**Extracted data**
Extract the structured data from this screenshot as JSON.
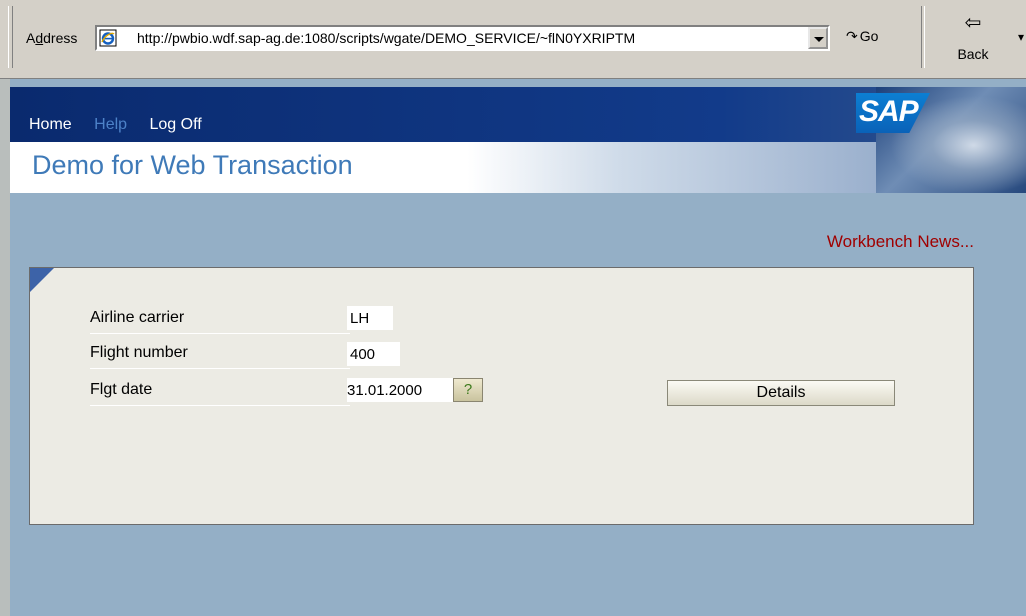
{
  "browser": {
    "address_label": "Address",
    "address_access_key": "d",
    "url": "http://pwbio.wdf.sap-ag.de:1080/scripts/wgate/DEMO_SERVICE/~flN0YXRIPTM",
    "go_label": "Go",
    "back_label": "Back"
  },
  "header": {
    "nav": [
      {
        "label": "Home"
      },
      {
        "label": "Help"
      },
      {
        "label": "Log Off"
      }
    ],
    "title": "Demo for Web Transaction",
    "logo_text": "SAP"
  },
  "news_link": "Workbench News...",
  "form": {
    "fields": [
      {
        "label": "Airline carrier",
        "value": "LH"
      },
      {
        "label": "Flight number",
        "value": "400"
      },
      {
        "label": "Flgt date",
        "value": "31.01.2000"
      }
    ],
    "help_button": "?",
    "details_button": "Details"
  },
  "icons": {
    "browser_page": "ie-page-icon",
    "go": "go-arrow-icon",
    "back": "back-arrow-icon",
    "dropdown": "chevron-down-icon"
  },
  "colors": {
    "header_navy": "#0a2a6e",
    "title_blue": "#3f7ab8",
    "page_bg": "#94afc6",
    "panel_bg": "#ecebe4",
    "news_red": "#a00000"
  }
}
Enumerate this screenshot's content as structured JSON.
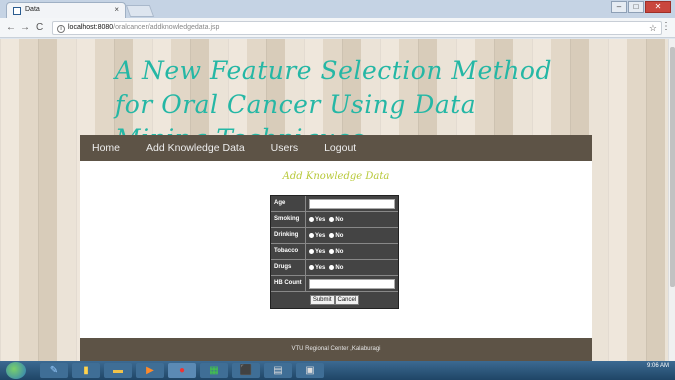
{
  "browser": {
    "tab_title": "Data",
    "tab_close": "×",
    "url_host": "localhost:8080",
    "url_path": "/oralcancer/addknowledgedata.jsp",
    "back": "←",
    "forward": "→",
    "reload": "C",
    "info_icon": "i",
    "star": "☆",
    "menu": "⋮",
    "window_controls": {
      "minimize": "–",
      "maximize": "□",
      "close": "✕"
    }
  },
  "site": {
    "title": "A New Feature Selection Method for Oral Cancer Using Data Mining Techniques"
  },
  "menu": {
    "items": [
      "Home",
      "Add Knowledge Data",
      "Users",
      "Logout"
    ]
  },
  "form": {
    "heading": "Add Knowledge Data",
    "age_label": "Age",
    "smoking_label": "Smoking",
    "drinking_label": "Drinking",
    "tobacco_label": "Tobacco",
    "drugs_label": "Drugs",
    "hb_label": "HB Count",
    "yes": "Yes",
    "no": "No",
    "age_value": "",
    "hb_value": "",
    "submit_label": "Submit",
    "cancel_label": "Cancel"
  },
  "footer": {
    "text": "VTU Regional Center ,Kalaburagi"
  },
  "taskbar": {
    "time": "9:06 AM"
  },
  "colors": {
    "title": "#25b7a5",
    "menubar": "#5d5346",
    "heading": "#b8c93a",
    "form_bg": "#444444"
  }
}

---

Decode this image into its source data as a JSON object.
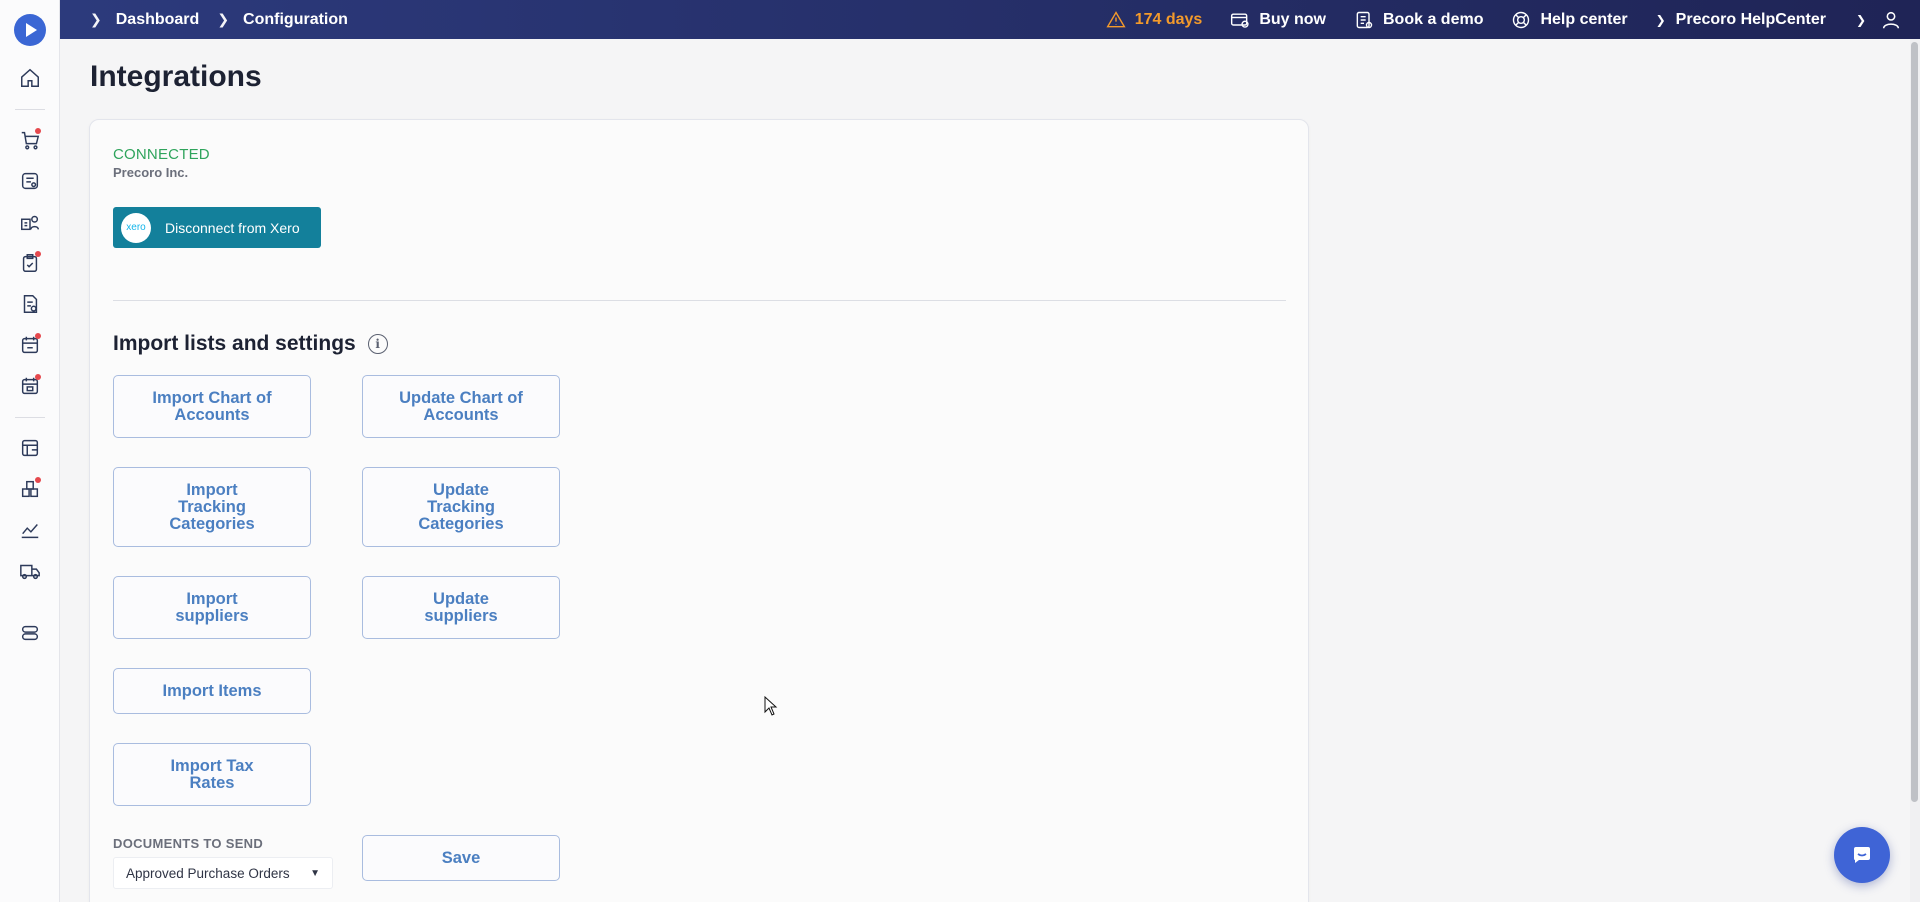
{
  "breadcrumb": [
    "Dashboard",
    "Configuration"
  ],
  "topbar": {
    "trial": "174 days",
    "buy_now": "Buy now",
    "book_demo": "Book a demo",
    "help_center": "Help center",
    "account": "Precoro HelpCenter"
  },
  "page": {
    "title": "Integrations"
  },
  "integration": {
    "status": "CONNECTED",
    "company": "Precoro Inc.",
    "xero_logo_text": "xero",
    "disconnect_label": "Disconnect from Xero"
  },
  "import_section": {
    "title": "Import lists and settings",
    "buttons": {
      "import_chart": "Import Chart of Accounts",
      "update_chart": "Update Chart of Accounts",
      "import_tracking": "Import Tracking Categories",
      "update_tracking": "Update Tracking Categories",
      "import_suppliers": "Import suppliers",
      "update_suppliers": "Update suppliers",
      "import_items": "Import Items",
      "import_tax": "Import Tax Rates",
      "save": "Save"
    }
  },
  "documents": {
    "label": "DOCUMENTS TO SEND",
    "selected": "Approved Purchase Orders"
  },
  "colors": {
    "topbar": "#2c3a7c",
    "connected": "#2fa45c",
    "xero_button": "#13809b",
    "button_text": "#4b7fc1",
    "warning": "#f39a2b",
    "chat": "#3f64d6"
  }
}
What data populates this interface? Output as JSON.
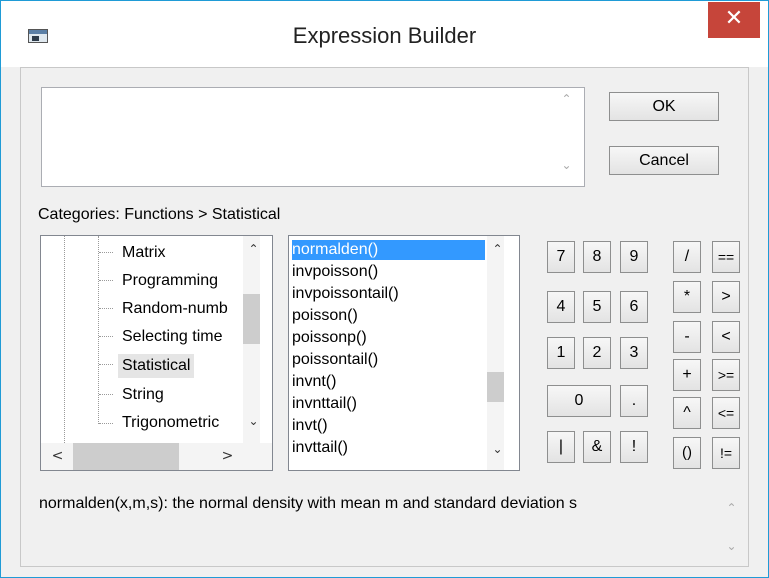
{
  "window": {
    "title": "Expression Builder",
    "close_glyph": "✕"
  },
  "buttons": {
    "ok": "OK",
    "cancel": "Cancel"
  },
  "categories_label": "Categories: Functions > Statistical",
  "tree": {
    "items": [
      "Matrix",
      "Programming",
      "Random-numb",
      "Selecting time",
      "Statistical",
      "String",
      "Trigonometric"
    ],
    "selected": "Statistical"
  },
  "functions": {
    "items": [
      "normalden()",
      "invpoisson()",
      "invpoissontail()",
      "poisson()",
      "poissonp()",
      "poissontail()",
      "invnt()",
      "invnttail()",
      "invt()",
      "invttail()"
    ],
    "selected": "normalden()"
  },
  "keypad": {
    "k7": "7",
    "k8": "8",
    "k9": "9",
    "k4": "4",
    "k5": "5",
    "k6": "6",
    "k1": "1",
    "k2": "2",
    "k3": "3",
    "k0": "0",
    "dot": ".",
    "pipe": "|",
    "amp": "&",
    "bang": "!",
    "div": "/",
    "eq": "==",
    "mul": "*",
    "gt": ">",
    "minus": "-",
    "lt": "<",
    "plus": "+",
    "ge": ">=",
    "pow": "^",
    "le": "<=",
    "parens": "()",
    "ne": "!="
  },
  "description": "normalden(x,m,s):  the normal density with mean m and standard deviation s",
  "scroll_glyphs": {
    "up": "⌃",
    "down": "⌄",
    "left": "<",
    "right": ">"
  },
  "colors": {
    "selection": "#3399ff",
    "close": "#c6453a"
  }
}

**Problem to work on**
Identify and extract each line of the listing that contains "normalden".

**Exercise result**
      "normalden()",
    "selected": "normalden()"
  "description": "normalden(x,m,s):  the normal density with mean m and standard deviation s",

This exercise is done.